--- WHAT IS REQUIRED ---
Reproduce every entry below precisely; do not include the pictures.

(A run of records)
** Begin **
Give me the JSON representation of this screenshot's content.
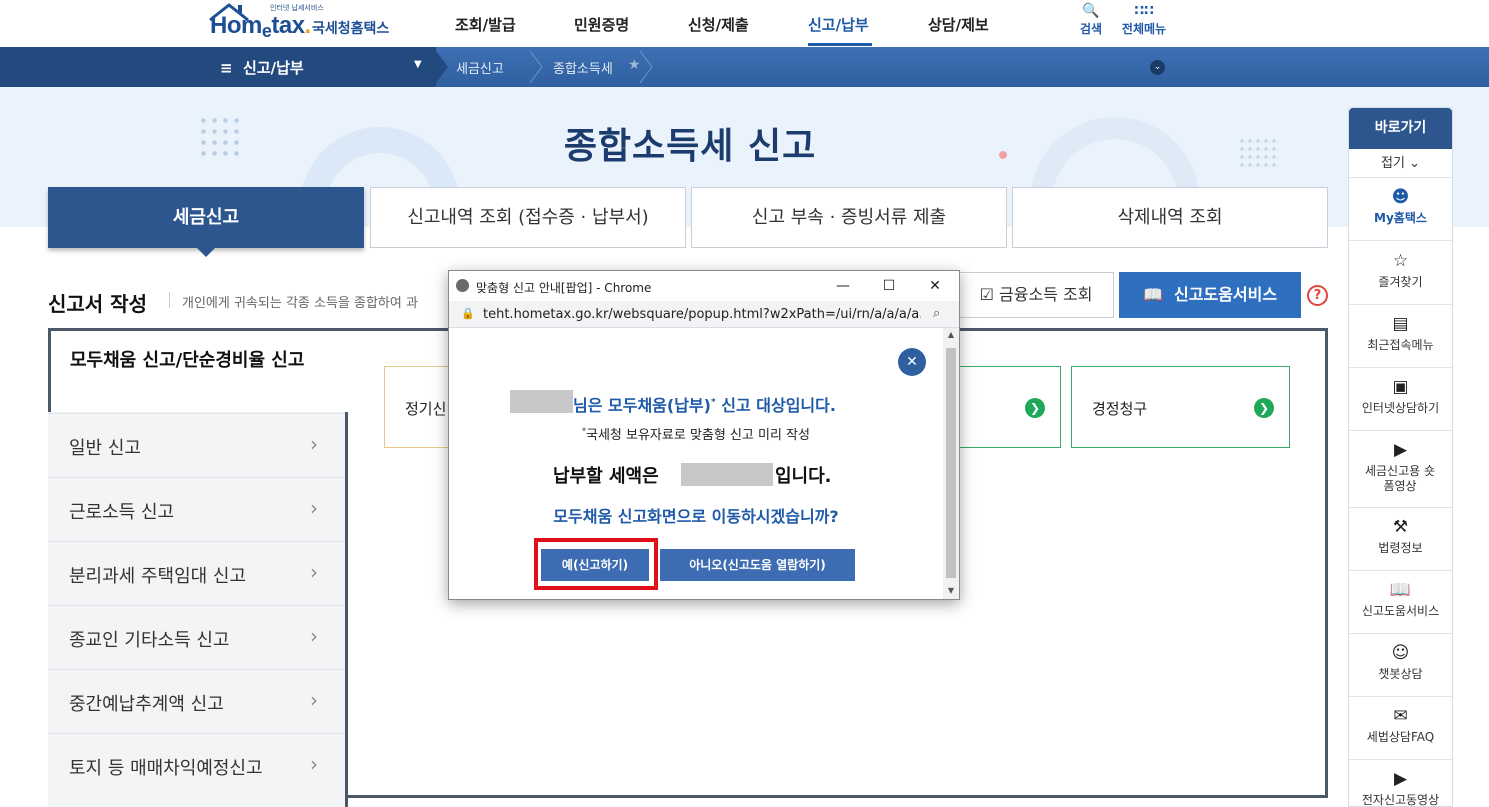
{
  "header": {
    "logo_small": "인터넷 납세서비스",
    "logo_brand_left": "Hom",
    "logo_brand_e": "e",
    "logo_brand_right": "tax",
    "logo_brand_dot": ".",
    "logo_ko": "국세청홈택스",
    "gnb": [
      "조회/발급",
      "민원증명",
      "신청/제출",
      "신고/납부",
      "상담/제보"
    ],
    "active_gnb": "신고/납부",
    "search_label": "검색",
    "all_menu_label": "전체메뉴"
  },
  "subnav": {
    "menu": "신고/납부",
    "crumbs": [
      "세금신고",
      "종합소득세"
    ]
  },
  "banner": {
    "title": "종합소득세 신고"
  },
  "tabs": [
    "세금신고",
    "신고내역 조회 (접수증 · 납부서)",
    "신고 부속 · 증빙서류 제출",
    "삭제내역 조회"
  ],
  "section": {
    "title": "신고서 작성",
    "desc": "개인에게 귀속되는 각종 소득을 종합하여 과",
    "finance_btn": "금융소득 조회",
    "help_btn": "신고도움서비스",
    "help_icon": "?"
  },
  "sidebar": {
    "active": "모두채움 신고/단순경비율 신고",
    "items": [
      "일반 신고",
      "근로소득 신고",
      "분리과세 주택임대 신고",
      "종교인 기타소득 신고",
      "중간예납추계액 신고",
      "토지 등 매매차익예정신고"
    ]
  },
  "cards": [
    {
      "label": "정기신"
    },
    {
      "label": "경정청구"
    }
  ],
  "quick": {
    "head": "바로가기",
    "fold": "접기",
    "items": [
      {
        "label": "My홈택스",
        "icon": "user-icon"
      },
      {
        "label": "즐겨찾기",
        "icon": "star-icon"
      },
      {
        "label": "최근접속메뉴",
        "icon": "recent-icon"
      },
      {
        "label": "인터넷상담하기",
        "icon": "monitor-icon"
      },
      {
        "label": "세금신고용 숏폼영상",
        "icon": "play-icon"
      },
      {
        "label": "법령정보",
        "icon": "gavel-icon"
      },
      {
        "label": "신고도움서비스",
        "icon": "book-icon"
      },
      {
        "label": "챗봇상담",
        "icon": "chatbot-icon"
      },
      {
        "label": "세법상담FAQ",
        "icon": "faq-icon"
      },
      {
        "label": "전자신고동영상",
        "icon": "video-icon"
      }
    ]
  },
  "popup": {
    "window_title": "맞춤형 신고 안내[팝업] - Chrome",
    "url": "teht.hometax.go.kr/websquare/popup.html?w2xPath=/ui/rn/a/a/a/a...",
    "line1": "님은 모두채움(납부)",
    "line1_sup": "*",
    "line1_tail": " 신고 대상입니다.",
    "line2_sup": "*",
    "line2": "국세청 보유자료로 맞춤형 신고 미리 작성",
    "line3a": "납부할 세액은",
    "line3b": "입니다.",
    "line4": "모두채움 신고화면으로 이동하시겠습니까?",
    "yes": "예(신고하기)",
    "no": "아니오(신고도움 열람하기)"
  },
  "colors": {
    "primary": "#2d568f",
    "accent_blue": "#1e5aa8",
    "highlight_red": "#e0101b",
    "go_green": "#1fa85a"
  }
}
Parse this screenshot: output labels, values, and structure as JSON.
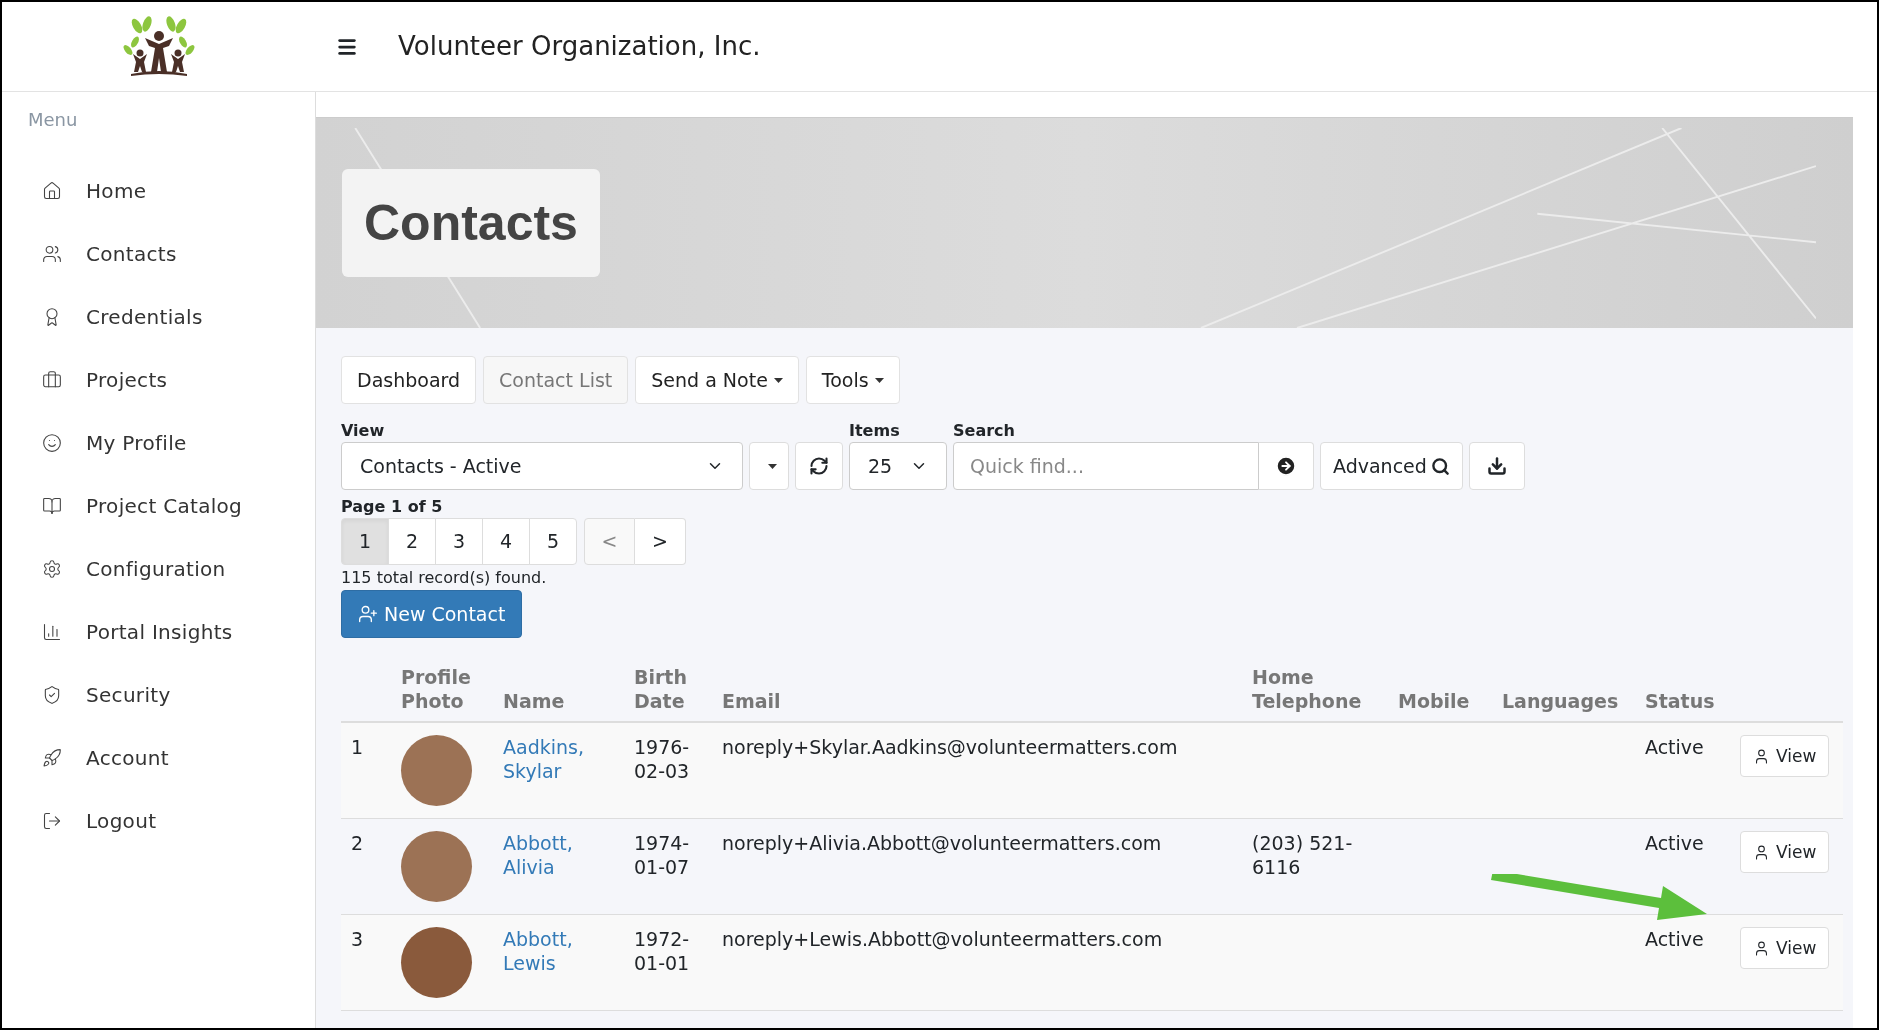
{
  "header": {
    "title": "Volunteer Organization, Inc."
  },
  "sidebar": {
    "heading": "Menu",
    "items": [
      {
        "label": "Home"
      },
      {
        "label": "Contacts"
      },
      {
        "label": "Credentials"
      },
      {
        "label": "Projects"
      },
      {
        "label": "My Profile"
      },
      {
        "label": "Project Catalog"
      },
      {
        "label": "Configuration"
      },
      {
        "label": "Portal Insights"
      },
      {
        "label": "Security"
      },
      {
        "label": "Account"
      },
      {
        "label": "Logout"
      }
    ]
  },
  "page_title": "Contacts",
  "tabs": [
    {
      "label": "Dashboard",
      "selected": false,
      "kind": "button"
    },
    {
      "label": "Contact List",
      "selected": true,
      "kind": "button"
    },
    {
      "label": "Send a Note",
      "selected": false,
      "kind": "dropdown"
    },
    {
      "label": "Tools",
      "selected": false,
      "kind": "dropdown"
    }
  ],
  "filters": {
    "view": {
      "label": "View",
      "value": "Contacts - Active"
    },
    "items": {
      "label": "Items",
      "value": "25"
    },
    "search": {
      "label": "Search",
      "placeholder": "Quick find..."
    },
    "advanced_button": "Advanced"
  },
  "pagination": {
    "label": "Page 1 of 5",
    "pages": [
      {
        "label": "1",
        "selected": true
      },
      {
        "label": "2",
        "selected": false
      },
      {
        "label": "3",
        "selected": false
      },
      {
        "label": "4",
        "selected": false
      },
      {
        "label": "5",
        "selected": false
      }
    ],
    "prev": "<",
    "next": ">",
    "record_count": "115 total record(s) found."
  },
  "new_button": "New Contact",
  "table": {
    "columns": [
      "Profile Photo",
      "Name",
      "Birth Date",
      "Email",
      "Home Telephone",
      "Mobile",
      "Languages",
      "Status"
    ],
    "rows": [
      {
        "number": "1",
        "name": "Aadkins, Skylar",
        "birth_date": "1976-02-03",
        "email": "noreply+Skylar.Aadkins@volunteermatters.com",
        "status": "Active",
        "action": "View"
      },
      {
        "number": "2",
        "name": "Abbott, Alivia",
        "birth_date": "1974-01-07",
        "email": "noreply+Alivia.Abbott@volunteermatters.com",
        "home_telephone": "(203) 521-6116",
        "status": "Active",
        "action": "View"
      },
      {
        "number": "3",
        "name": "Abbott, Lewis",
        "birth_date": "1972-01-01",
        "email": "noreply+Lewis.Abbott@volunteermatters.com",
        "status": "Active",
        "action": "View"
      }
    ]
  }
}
** End **
--- CORRECT RESPONSE ---
Give me the JSON representation of this screenshot's content.
{
  "header": {
    "logo_small": "인터넷 납세서비스",
    "logo_brand_left": "Hom",
    "logo_brand_e": "e",
    "logo_brand_right": "tax",
    "logo_brand_dot": ".",
    "logo_ko": "국세청홈택스",
    "gnb": [
      "조회/발급",
      "민원증명",
      "신청/제출",
      "신고/납부",
      "상담/제보"
    ],
    "active_gnb": "신고/납부",
    "search_label": "검색",
    "all_menu_label": "전체메뉴"
  },
  "subnav": {
    "menu": "신고/납부",
    "crumbs": [
      "세금신고",
      "종합소득세"
    ]
  },
  "banner": {
    "title": "종합소득세 신고"
  },
  "tabs": [
    "세금신고",
    "신고내역 조회 (접수증 · 납부서)",
    "신고 부속 · 증빙서류 제출",
    "삭제내역 조회"
  ],
  "section": {
    "title": "신고서 작성",
    "desc": "개인에게 귀속되는 각종 소득을 종합하여 과",
    "finance_btn": "금융소득 조회",
    "help_btn": "신고도움서비스",
    "help_icon": "?"
  },
  "sidebar": {
    "active": "모두채움 신고/단순경비율 신고",
    "items": [
      "일반 신고",
      "근로소득 신고",
      "분리과세 주택임대 신고",
      "종교인 기타소득 신고",
      "중간예납추계액 신고",
      "토지 등 매매차익예정신고"
    ]
  },
  "cards": [
    {
      "label": "정기신"
    },
    {
      "label": "경정청구"
    }
  ],
  "quick": {
    "head": "바로가기",
    "fold": "접기",
    "items": [
      {
        "label": "My홈택스",
        "icon": "user-icon"
      },
      {
        "label": "즐겨찾기",
        "icon": "star-icon"
      },
      {
        "label": "최근접속메뉴",
        "icon": "recent-icon"
      },
      {
        "label": "인터넷상담하기",
        "icon": "monitor-icon"
      },
      {
        "label": "세금신고용 숏폼영상",
        "icon": "play-icon"
      },
      {
        "label": "법령정보",
        "icon": "gavel-icon"
      },
      {
        "label": "신고도움서비스",
        "icon": "book-icon"
      },
      {
        "label": "챗봇상담",
        "icon": "chatbot-icon"
      },
      {
        "label": "세법상담FAQ",
        "icon": "faq-icon"
      },
      {
        "label": "전자신고동영상",
        "icon": "video-icon"
      }
    ]
  },
  "popup": {
    "window_title": "맞춤형 신고 안내[팝업] - Chrome",
    "url": "teht.hometax.go.kr/websquare/popup.html?w2xPath=/ui/rn/a/a/a/a...",
    "line1": "님은 모두채움(납부)",
    "line1_sup": "*",
    "line1_tail": " 신고 대상입니다.",
    "line2_sup": "*",
    "line2": "국세청 보유자료로 맞춤형 신고 미리 작성",
    "line3a": "납부할 세액은",
    "line3b": "입니다.",
    "line4": "모두채움 신고화면으로 이동하시겠습니까?",
    "yes": "예(신고하기)",
    "no": "아니오(신고도움 열람하기)"
  },
  "colors": {
    "primary": "#2d568f",
    "accent_blue": "#1e5aa8",
    "highlight_red": "#e0101b",
    "go_green": "#1fa85a"
  }
}
Parse this screenshot: output labels, values, and structure as JSON.
{
  "header": {
    "title": "Volunteer Organization, Inc."
  },
  "sidebar": {
    "heading": "Menu",
    "items": [
      {
        "label": "Home"
      },
      {
        "label": "Contacts"
      },
      {
        "label": "Credentials"
      },
      {
        "label": "Projects"
      },
      {
        "label": "My Profile"
      },
      {
        "label": "Project Catalog"
      },
      {
        "label": "Configuration"
      },
      {
        "label": "Portal Insights"
      },
      {
        "label": "Security"
      },
      {
        "label": "Account"
      },
      {
        "label": "Logout"
      }
    ]
  },
  "page_title": "Contacts",
  "tabs": [
    {
      "label": "Dashboard",
      "selected": false,
      "kind": "button"
    },
    {
      "label": "Contact List",
      "selected": true,
      "kind": "button"
    },
    {
      "label": "Send a Note",
      "selected": false,
      "kind": "dropdown"
    },
    {
      "label": "Tools",
      "selected": false,
      "kind": "dropdown"
    }
  ],
  "filters": {
    "view": {
      "label": "View",
      "value": "Contacts - Active"
    },
    "items": {
      "label": "Items",
      "value": "25"
    },
    "search": {
      "label": "Search",
      "placeholder": "Quick find..."
    },
    "advanced_button": "Advanced"
  },
  "pagination": {
    "label": "Page 1 of 5",
    "pages": [
      {
        "label": "1",
        "selected": true
      },
      {
        "label": "2",
        "selected": false
      },
      {
        "label": "3",
        "selected": false
      },
      {
        "label": "4",
        "selected": false
      },
      {
        "label": "5",
        "selected": false
      }
    ],
    "prev": "<",
    "next": ">",
    "record_count": "115 total record(s) found."
  },
  "new_button": "New Contact",
  "table": {
    "columns": [
      "Profile Photo",
      "Name",
      "Birth Date",
      "Email",
      "Home Telephone",
      "Mobile",
      "Languages",
      "Status"
    ],
    "rows": [
      {
        "number": "1",
        "name": "Aadkins, Skylar",
        "birth_date": "1976-02-03",
        "email": "noreply+Skylar.Aadkins@volunteermatters.com",
        "status": "Active",
        "action": "View"
      },
      {
        "number": "2",
        "name": "Abbott, Alivia",
        "birth_date": "1974-01-07",
        "email": "noreply+Alivia.Abbott@volunteermatters.com",
        "home_telephone": "(203) 521-6116",
        "status": "Active",
        "action": "View"
      },
      {
        "number": "3",
        "name": "Abbott, Lewis",
        "birth_date": "1972-01-01",
        "email": "noreply+Lewis.Abbott@volunteermatters.com",
        "status": "Active",
        "action": "View"
      }
    ]
  }
}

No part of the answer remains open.